▸ WRITTEN EXERCISE
Reproduce the material from its first line through the line containing "702, 1086, 735]", including both of those lines, and nothing beyond that range.

Collected data entries:
★ ★ ★

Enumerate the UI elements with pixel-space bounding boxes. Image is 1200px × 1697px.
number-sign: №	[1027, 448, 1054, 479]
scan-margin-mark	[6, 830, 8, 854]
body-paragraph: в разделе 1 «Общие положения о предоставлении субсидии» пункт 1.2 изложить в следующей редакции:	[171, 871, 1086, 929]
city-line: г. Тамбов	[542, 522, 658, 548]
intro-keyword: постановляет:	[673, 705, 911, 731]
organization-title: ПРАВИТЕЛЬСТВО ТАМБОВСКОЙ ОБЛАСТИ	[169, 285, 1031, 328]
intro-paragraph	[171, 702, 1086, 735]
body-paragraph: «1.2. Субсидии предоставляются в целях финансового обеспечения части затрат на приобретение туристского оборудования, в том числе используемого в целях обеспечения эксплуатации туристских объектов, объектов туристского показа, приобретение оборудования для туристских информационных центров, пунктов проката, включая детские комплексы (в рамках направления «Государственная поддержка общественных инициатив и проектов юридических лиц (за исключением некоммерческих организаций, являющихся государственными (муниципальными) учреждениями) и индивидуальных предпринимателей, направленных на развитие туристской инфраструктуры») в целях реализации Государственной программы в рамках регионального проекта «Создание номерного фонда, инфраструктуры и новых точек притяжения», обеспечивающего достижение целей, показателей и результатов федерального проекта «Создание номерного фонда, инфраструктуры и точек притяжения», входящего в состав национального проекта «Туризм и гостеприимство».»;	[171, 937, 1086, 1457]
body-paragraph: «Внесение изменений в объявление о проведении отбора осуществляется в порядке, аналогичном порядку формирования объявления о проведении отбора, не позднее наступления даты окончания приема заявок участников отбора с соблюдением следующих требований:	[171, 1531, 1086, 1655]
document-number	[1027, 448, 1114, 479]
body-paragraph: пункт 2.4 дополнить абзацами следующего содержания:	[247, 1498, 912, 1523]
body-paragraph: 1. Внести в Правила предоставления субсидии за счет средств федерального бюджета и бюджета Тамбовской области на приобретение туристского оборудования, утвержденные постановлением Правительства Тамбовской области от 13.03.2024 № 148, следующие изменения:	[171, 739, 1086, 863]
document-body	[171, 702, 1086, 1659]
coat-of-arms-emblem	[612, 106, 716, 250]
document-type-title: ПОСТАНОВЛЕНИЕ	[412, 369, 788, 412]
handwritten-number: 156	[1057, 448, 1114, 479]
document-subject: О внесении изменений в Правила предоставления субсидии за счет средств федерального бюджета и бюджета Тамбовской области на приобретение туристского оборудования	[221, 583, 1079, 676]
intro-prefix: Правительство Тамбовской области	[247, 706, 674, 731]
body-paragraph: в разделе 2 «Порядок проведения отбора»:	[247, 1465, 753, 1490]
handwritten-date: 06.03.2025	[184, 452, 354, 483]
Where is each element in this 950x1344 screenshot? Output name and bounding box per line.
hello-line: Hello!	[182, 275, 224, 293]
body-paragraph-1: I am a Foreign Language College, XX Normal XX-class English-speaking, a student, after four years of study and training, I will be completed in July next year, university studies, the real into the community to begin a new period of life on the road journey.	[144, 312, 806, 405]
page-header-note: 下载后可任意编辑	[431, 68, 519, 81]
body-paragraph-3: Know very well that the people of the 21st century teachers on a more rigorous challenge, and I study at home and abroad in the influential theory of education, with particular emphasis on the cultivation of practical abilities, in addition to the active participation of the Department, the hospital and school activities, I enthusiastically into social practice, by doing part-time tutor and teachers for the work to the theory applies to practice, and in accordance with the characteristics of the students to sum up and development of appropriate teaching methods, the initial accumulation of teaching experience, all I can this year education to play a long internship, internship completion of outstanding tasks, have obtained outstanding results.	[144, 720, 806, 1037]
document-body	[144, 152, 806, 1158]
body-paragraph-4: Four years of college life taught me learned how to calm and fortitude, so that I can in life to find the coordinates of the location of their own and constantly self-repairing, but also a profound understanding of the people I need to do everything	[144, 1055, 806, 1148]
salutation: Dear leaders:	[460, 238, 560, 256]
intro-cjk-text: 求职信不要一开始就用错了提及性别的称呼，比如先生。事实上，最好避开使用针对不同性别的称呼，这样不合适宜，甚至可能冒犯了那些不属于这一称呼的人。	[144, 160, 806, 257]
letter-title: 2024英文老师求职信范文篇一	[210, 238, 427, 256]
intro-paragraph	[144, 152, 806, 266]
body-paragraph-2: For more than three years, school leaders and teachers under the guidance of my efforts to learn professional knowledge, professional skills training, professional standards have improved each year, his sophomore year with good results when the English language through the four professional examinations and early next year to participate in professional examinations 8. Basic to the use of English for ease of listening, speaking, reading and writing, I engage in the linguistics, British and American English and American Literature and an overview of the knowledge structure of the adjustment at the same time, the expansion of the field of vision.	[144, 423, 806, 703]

★ ★ ★

▸ FINAL RESULT
Enumerate the UI elements with pixel-space bounding boxes. Image is 1200px × 1697px.
number-sign: №	[1027, 448, 1054, 479]
scan-margin-mark	[6, 830, 8, 854]
body-paragraph: в разделе 1 «Общие положения о предоставлении субсидии» пункт 1.2 изложить в следующей редакции:	[171, 871, 1086, 929]
city-line: г. Тамбов	[542, 522, 658, 548]
intro-keyword: постановляет:	[673, 705, 911, 731]
organization-title: ПРАВИТЕЛЬСТВО ТАМБОВСКОЙ ОБЛАСТИ	[169, 285, 1031, 328]
intro-paragraph	[171, 702, 1086, 735]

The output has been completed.